> _Exercise_
Gather each line of the entries below that includes "реакции".

> _Data to process_
◇ ◇ ◇ ◇ ◇ ◇ ◇
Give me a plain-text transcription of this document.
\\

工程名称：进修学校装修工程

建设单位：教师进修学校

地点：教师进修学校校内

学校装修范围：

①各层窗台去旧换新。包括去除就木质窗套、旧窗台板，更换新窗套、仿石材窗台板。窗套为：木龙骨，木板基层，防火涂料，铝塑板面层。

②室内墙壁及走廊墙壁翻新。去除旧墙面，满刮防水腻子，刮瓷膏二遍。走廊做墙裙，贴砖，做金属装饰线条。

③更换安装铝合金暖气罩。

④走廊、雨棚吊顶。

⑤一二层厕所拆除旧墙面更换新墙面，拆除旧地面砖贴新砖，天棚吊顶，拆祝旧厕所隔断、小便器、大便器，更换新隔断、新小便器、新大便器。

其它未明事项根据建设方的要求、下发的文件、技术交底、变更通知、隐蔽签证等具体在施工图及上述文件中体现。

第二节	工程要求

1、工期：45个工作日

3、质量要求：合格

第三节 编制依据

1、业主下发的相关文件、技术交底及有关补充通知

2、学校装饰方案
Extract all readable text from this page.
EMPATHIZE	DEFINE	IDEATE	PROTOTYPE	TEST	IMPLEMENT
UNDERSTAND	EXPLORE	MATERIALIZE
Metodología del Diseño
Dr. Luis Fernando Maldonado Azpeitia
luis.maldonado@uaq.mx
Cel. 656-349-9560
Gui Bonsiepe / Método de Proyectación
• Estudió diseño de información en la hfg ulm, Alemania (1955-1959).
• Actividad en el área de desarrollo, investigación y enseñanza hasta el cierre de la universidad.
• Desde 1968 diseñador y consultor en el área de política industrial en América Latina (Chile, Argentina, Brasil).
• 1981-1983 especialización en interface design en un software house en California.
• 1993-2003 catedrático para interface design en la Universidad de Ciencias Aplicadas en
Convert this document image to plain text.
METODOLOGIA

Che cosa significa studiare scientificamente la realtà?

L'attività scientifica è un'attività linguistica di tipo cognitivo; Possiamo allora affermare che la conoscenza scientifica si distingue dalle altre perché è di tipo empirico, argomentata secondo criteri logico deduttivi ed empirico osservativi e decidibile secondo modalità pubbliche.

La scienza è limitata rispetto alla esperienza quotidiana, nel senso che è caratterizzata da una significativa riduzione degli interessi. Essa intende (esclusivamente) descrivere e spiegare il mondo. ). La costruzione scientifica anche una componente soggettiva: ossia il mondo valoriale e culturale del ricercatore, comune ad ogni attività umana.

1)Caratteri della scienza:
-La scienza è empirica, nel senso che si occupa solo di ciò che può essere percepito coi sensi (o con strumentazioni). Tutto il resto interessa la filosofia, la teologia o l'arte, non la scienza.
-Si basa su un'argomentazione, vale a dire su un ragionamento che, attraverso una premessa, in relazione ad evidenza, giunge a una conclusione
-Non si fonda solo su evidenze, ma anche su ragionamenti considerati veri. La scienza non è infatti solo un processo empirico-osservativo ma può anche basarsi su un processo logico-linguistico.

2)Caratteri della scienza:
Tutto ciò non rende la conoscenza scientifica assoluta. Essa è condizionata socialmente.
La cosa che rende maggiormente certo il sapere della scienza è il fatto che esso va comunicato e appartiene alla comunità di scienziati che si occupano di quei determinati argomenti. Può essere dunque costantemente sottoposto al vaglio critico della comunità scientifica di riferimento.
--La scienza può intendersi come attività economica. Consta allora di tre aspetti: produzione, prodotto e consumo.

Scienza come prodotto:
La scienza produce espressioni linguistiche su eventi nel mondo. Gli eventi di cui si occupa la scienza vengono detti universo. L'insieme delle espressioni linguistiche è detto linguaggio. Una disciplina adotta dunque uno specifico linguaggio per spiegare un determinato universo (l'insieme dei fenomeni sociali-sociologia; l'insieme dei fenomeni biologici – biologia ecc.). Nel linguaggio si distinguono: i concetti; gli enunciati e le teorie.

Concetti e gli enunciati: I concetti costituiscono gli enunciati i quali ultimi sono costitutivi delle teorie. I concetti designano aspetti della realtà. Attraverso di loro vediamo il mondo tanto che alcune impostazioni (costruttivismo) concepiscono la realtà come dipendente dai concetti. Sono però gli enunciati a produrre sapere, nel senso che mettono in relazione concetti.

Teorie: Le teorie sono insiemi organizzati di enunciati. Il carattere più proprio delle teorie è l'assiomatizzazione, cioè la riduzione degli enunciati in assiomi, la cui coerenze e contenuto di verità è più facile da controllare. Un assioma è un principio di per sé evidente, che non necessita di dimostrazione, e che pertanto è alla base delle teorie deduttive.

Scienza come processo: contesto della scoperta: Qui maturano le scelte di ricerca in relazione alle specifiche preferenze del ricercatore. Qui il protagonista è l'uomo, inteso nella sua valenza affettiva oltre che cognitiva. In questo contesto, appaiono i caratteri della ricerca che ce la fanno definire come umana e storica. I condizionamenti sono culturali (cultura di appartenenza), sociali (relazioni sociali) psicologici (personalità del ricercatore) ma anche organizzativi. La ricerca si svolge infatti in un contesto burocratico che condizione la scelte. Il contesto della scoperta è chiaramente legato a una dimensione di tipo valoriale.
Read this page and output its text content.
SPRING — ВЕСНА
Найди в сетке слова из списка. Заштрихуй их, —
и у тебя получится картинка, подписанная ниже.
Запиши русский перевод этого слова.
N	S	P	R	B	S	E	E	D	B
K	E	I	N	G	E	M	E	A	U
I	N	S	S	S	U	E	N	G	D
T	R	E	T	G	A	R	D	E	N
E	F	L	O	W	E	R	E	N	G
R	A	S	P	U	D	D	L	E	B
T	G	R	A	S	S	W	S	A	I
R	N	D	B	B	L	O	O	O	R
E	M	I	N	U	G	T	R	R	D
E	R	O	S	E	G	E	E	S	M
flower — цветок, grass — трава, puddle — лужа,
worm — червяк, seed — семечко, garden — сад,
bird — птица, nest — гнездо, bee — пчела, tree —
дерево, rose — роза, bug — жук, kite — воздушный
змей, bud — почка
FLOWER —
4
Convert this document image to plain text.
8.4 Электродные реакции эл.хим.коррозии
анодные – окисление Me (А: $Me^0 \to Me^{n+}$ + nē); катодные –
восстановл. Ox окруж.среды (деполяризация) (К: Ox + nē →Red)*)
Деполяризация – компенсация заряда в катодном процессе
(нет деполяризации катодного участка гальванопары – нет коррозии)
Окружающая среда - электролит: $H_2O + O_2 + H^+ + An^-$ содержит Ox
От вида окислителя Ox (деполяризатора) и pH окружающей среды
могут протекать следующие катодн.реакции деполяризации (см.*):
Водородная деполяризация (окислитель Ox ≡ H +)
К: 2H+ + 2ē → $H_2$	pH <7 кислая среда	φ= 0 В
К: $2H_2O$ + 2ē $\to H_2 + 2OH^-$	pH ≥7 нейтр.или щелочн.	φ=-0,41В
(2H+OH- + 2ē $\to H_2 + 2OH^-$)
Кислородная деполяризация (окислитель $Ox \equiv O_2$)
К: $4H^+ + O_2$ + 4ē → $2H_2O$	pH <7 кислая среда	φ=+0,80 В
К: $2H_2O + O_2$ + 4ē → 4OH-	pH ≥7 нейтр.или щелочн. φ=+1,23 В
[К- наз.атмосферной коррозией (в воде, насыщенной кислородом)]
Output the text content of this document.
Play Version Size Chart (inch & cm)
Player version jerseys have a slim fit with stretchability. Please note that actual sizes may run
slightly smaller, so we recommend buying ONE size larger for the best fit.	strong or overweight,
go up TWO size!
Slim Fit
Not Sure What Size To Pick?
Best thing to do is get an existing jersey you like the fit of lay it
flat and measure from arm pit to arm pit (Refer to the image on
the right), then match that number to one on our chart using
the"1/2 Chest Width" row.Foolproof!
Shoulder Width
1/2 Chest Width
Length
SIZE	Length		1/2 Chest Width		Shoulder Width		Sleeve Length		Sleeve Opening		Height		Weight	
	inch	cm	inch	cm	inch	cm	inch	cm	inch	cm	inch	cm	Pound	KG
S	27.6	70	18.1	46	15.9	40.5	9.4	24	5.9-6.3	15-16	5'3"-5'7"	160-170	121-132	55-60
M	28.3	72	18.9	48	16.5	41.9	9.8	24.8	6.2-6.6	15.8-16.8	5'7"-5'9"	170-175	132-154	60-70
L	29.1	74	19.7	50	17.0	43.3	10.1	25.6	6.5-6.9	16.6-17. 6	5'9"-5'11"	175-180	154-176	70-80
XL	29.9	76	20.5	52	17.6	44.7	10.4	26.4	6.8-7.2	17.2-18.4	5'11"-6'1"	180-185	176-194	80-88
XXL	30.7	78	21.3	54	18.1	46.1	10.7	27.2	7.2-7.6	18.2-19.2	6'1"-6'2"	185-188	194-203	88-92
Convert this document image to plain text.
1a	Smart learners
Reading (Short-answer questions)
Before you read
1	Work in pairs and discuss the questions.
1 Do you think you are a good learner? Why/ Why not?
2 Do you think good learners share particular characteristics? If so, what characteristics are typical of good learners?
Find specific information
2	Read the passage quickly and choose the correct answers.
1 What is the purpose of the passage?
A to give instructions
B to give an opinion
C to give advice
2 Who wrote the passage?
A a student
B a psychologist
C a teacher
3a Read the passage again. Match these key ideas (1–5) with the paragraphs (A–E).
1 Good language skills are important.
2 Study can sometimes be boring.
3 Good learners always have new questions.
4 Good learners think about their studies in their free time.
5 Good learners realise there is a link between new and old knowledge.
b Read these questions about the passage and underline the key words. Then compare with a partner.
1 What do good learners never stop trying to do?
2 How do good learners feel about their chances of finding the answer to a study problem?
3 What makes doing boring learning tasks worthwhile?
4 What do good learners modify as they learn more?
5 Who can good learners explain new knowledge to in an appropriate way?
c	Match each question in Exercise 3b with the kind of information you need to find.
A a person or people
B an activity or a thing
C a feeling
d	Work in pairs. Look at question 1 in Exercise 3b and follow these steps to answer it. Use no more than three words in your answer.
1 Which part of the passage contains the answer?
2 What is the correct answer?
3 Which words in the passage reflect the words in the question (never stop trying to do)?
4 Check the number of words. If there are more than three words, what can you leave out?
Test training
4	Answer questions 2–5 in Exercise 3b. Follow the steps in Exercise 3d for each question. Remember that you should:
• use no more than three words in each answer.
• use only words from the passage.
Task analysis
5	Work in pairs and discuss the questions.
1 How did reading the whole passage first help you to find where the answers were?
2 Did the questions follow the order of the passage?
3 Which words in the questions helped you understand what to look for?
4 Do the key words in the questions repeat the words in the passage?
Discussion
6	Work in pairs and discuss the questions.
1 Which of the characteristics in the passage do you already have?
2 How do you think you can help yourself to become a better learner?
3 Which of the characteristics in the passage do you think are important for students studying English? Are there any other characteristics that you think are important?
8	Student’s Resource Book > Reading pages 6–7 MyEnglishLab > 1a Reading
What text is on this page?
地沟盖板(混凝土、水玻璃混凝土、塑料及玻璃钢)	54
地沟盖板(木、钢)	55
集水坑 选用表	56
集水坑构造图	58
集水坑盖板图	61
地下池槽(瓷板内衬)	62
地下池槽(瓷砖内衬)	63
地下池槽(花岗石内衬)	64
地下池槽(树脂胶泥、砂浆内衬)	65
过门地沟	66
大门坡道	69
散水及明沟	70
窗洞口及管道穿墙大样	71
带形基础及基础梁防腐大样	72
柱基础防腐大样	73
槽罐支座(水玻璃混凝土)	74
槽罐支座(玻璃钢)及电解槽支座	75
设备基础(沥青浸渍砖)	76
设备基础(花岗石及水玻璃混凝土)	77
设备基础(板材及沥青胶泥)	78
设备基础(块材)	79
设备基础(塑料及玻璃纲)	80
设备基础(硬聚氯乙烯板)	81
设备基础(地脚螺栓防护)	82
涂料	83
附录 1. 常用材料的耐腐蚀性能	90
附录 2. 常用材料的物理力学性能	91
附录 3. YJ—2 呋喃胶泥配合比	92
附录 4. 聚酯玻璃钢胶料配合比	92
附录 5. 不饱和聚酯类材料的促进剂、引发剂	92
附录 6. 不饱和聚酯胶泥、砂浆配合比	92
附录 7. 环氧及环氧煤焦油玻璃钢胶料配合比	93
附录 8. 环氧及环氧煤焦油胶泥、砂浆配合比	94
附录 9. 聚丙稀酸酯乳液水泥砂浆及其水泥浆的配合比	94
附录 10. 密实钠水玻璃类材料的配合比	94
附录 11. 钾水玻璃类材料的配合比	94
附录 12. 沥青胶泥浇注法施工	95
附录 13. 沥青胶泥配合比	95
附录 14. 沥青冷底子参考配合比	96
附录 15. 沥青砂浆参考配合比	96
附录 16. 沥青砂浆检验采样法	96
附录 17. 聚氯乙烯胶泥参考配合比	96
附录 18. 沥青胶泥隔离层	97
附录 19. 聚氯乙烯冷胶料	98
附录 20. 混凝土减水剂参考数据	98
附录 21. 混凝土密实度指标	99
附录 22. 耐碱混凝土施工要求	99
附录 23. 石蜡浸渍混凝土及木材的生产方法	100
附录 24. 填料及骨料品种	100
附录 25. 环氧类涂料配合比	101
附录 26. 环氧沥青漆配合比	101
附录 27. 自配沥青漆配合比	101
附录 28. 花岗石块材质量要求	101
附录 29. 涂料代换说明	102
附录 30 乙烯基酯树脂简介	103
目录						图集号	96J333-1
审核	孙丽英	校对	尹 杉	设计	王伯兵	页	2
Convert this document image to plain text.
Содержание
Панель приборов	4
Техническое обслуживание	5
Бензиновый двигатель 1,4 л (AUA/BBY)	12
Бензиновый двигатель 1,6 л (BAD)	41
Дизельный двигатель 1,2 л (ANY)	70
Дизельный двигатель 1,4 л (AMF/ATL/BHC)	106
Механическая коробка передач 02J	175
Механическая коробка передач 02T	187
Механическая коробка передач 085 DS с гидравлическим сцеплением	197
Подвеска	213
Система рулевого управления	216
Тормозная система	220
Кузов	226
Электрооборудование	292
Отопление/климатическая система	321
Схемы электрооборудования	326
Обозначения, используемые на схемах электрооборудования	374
◇ ◇ ◇ ◇ ◇ ◇ ◇
> _Complete answer_
8.4 Электродные реакции эл.хим.коррозии
могут протекать следующие катодн.реакции деполяризации (см.*):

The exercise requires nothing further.